▸ **Required work**
Track down the lines that contain "JSON" and copy them.

▸ **Data records**
● ● ● ●
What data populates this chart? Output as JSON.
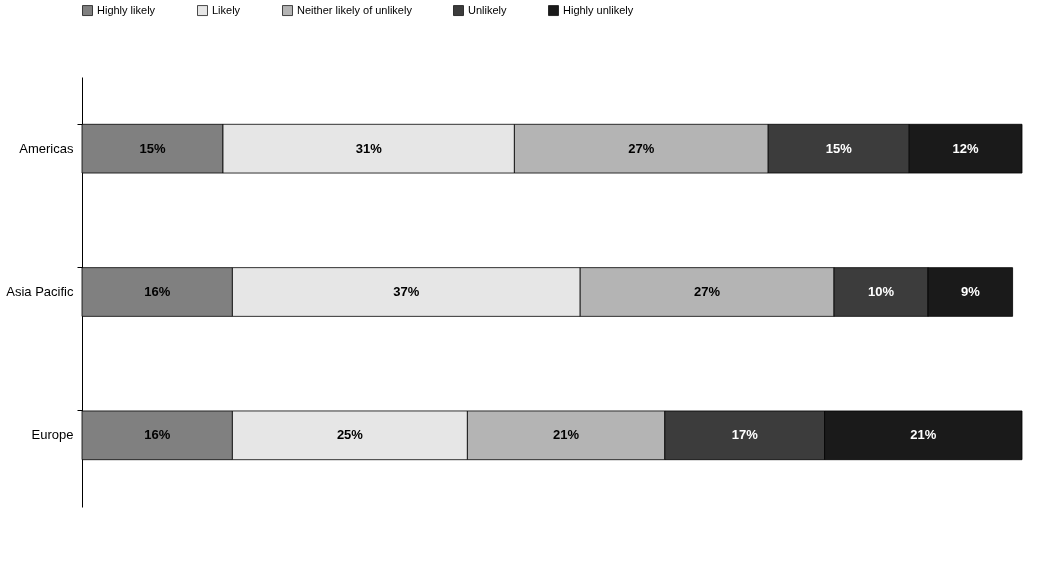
{
  "chart_data": {
    "type": "bar",
    "orientation": "horizontal",
    "stacked": true,
    "categories": [
      "Americas",
      "Asia Pacific",
      "Europe"
    ],
    "series": [
      {
        "name": "Highly likely",
        "color": "#808080",
        "values": [
          15,
          16,
          16
        ],
        "value_labels": [
          "15%",
          "16%",
          "16%"
        ]
      },
      {
        "name": "Likely",
        "color": "#e6e6e6",
        "values": [
          31,
          37,
          25
        ],
        "value_labels": [
          "31%",
          "37%",
          "25%"
        ]
      },
      {
        "name": "Neither likely of unlikely",
        "color": "#b4b4b4",
        "values": [
          27,
          27,
          21
        ],
        "value_labels": [
          "27%",
          "27%",
          "21%"
        ]
      },
      {
        "name": "Unlikely",
        "color": "#3c3c3c",
        "values": [
          15,
          10,
          17
        ],
        "value_labels": [
          "15%",
          "10%",
          "17%"
        ]
      },
      {
        "name": "Highly unlikely",
        "color": "#1a1a1a",
        "values": [
          12,
          9,
          21
        ],
        "value_labels": [
          "12%",
          "9%",
          "21%"
        ]
      }
    ],
    "xlim": [
      0,
      100
    ],
    "tick_labels": "y",
    "legend": "top"
  }
}
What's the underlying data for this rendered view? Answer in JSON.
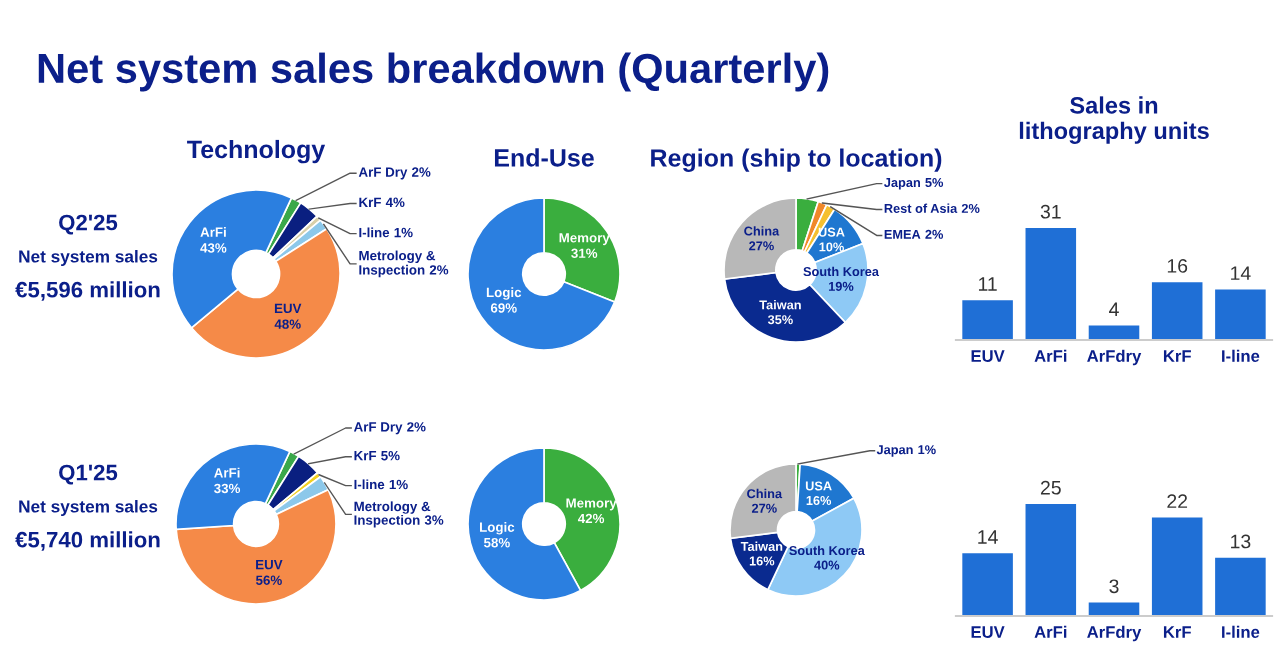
{
  "chart_data": [
    {
      "type": "other",
      "title": "Net system sales breakdown (Quarterly)",
      "annotations": [
        "Q2'25",
        "Net system sales",
        "€5,596 million"
      ]
    },
    {
      "type": "donut",
      "title": "Technology",
      "categories": [
        "ArF Dry",
        "KrF",
        "I-line",
        "Metrology & Inspection",
        "EUV",
        "ArFi"
      ],
      "values": [
        2,
        4,
        1,
        2,
        48,
        43
      ],
      "value_labels": [
        "2%",
        "4%",
        "1%",
        "2%",
        "48%",
        "43%"
      ],
      "colors": [
        "#3aa84a",
        "#0a1f80",
        "#d8cfa8",
        "#8cc8ea",
        "#f58a48",
        "#2b7fe0"
      ]
    },
    {
      "type": "donut",
      "title": "End-Use",
      "categories": [
        "Memory",
        "Logic"
      ],
      "values": [
        31,
        69
      ],
      "value_labels": [
        "31%",
        "69%"
      ],
      "colors": [
        "#3aae3e",
        "#2b7fe0"
      ]
    },
    {
      "type": "donut",
      "title": "Region (ship to location)",
      "categories": [
        "Japan",
        "Rest of Asia",
        "EMEA",
        "USA",
        "South Korea",
        "Taiwan",
        "China"
      ],
      "values": [
        5,
        2,
        2,
        10,
        19,
        35,
        27
      ],
      "value_labels": [
        "5%",
        "2%",
        "2%",
        "10%",
        "19%",
        "35%",
        "27%"
      ],
      "colors": [
        "#3aae3e",
        "#f0882a",
        "#f5c030",
        "#1f77d0",
        "#8ec9f5",
        "#0a2a8f",
        "#b8b8b8"
      ]
    },
    {
      "type": "bar",
      "title": "Sales in lithography units",
      "categories": [
        "EUV",
        "ArFi",
        "ArFdry",
        "KrF",
        "I-line"
      ],
      "values": [
        11,
        31,
        4,
        16,
        14
      ],
      "color": "#1f6fd6",
      "data_labels": true
    },
    {
      "type": "other",
      "annotations": [
        "Q1'25",
        "Net system sales",
        "€5,740 million"
      ]
    },
    {
      "type": "donut",
      "categories": [
        "ArF Dry",
        "KrF",
        "I-line",
        "Metrology & Inspection",
        "EUV",
        "ArFi"
      ],
      "values": [
        2,
        5,
        1,
        3,
        56,
        33
      ],
      "value_labels": [
        "2%",
        "5%",
        "1%",
        "3%",
        "56%",
        "33%"
      ],
      "colors": [
        "#3aa84a",
        "#0a1f80",
        "#f2d020",
        "#8cc8ea",
        "#f58a48",
        "#2b7fe0"
      ]
    },
    {
      "type": "donut",
      "categories": [
        "Memory",
        "Logic"
      ],
      "values": [
        42,
        58
      ],
      "value_labels": [
        "42%",
        "58%"
      ],
      "colors": [
        "#3aae3e",
        "#2b7fe0"
      ]
    },
    {
      "type": "donut",
      "categories": [
        "Japan",
        "USA",
        "South Korea",
        "Taiwan",
        "China"
      ],
      "values": [
        1,
        16,
        40,
        16,
        27
      ],
      "value_labels": [
        "1%",
        "16%",
        "40%",
        "16%",
        "27%"
      ],
      "colors": [
        "#3aae3e",
        "#1f77d0",
        "#8ec9f5",
        "#0a2a8f",
        "#b8b8b8"
      ]
    },
    {
      "type": "bar",
      "categories": [
        "EUV",
        "ArFi",
        "ArFdry",
        "KrF",
        "I-line"
      ],
      "values": [
        14,
        25,
        3,
        22,
        13
      ],
      "color": "#1f6fd6",
      "data_labels": true
    }
  ]
}
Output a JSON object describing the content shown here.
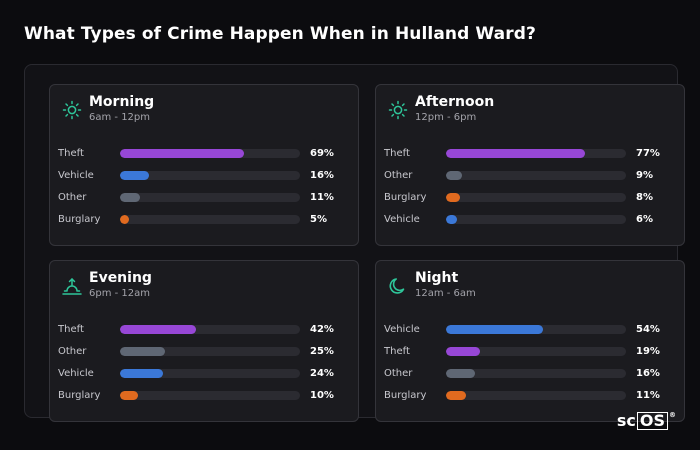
● ● ● ●
▸ **Finished exercise**
What data populates this chart? Output as JSON.
What's the underlying data for this rendered view? Answer in JSON.
Output a JSON object describing the content shown here.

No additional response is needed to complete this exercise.